■ Instruction
Report each line of the data that has "через" somewhere in it.

___ Excerpted records ___

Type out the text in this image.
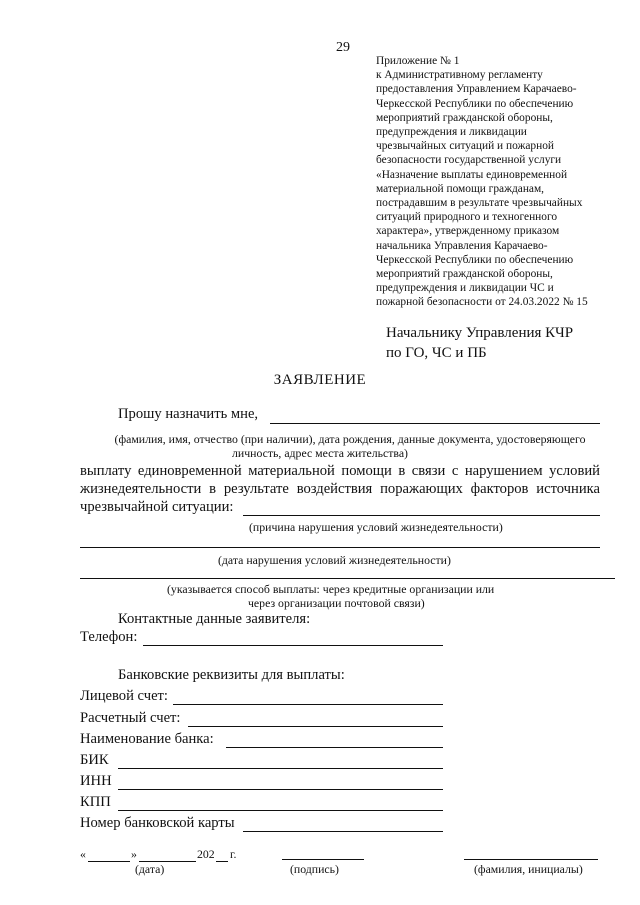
29
Приложение № 1
к Административному регламенту
предоставления Управлением Карачаево-
Черкесской Республики по обеспечению
мероприятий гражданской обороны,
предупреждения и ликвидации
чрезвычайных ситуаций и пожарной
безопасности государственной услуги
«Назначение выплаты единовременной
материальной помощи гражданам,
пострадавшим в результате чрезвычайных
ситуаций природного и техногенного
характера», утвержденному приказом
начальника Управления Карачаево-
Черкесской Республики по обеспечению
мероприятий гражданской обороны,
предупреждения и ликвидации ЧС и
пожарной безопасности от 24.03.2022 № 15
Начальнику Управления КЧР
по ГО, ЧС и ПБ
ЗАЯВЛЕНИЕ
Прошу назначить мне,
(фамилия, имя, отчество (при наличии), дата рождения, данные документа, удостоверяющего
личность, адрес места жительства)
выплату единовременной материальной помощи в связи с нарушением условий
жизнедеятельности в результате воздействия поражающих факторов источника
чрезвычайной ситуации:
(причина нарушения условий жизнедеятельности)
(дата нарушения условий жизнедеятельности)
(указывается способ выплаты: через кредитные организации или
через организации почтовой связи)
Контактные данные заявителя:
Телефон:
Банковские реквизиты для выплаты:
Лицевой счет:
Расчетный счет:
Наименование банка:
БИК
ИНН
КПП
Номер банковской карты
«	»	202 г.
(дата)	(подпись)	(фамилия, инициалы)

___

■ Written solution
(указывается способ выплаты: через кредитные организации или
через организации почтовой связи)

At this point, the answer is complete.